» **Short task**
Please reproduce the listing word for word, from its first line through the line containing "payment-type-label: Payment type", inclusive.

» **Supplied information**
--- begin ---
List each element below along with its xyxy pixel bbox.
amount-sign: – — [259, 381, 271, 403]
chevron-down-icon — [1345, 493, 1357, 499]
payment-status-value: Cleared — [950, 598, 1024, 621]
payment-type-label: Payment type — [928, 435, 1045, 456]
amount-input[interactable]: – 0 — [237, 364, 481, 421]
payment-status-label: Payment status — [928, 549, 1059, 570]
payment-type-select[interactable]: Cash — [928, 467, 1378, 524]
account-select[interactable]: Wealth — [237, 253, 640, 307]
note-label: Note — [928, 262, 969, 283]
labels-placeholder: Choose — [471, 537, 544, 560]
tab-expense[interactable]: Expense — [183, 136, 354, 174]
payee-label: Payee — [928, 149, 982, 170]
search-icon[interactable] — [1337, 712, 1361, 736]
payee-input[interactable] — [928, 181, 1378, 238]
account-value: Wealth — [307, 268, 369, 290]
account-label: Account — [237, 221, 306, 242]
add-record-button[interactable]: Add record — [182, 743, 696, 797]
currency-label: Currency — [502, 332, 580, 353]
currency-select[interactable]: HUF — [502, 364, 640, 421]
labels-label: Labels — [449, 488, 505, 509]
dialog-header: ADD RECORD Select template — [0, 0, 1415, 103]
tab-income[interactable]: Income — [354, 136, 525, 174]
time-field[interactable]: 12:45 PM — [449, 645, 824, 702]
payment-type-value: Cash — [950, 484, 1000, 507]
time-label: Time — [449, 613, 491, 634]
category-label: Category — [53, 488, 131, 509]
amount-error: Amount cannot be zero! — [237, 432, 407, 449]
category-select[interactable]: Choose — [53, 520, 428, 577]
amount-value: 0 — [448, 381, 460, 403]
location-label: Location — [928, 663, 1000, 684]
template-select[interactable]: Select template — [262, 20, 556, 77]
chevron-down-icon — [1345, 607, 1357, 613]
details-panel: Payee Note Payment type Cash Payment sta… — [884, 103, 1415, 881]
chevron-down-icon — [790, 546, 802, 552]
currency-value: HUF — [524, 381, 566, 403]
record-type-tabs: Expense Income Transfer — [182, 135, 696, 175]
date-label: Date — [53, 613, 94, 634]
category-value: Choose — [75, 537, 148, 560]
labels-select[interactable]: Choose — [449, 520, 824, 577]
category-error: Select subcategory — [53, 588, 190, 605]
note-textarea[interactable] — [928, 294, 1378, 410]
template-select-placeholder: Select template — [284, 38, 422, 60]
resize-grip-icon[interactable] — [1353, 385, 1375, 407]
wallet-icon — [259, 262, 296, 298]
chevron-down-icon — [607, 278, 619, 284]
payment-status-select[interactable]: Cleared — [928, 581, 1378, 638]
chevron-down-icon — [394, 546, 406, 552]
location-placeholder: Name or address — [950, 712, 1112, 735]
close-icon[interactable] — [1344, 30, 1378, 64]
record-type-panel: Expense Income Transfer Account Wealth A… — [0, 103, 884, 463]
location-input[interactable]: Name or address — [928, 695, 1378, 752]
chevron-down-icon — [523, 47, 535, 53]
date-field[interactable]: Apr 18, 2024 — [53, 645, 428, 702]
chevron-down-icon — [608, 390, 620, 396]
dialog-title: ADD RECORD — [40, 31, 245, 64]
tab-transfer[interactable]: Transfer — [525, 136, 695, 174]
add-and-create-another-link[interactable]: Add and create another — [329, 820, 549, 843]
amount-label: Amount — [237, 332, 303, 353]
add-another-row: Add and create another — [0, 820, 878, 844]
--- end ---
» **Response**
List each element below along with its xyxy pixel bbox.
amount-sign: – — [259, 381, 271, 403]
chevron-down-icon — [1345, 493, 1357, 499]
payment-status-value: Cleared — [950, 598, 1024, 621]
payment-type-label: Payment type — [928, 435, 1045, 456]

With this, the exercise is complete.